**Extracted data:**
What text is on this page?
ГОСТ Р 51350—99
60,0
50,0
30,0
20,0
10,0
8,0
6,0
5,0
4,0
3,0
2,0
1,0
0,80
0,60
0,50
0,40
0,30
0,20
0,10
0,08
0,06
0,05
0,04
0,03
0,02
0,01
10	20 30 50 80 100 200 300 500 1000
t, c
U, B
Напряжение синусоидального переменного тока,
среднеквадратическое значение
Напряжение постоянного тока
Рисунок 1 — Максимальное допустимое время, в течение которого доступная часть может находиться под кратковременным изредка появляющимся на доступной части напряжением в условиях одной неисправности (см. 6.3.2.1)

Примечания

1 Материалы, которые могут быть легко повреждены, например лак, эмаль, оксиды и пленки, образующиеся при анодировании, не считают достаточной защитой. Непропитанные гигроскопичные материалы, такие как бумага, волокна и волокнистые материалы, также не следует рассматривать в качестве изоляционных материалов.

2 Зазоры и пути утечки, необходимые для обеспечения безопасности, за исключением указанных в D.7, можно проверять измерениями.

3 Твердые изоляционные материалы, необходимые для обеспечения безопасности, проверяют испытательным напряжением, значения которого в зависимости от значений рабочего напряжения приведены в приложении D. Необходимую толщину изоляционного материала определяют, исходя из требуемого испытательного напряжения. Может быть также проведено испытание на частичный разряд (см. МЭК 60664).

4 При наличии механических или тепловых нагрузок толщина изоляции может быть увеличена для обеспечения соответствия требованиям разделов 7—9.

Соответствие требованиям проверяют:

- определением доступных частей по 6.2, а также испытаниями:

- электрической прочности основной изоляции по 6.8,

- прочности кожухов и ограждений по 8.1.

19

**Written task:** Restate each record word for word.

**Result of this exercise:**
What text is on this page?
ГОСТ Р 51350—99
60,0
50,0
30,0
20,0
10,0
8,0
6,0
5,0
4,0
3,0
2,0
1,0
0,80
0,60
0,50
0,40
0,30
0,20
0,10
0,08
0,06
0,05
0,04
0,03
0,02
0,01
10	20 30 50 80 100 200 300 500 1000
t, c
U, B
Напряжение синусоидального переменного тока,
среднеквадратическое значение
Напряжение постоянного тока
Рисунок 1 — Максимальное допустимое время, в течение которого доступная часть может находиться под кратковременным изредка появляющимся на доступной части напряжением в условиях одной неисправности (см. 6.3.2.1)

Примечания

1 Материалы, которые могут быть легко повреждены, например лак, эмаль, оксиды и пленки, образующиеся при анодировании, не считают достаточной защитой. Непропитанные гигроскопичные материалы, такие как бумага, волокна и волокнистые материалы, также не следует рассматривать в качестве изоляционных материалов.

2 Зазоры и пути утечки, необходимые для обеспечения безопасности, за исключением указанных в D.7, можно проверять измерениями.

3 Твердые изоляционные материалы, необходимые для обеспечения безопасности, проверяют испытательным напряжением, значения которого в зависимости от значений рабочего напряжения приведены в приложении D. Необходимую толщину изоляционного материала определяют, исходя из требуемого испытательного напряжения. Может быть также проведено испытание на частичный разряд (см. МЭК 60664).

4 При наличии механических или тепловых нагрузок толщина изоляции может быть увеличена для обеспечения соответствия требованиям разделов 7—9.

Соответствие требованиям проверяют:

- определением доступных частей по 6.2, а также испытаниями:

- электрической прочности основной изоляции по 6.8,

- прочности кожухов и ограждений по 8.1.

19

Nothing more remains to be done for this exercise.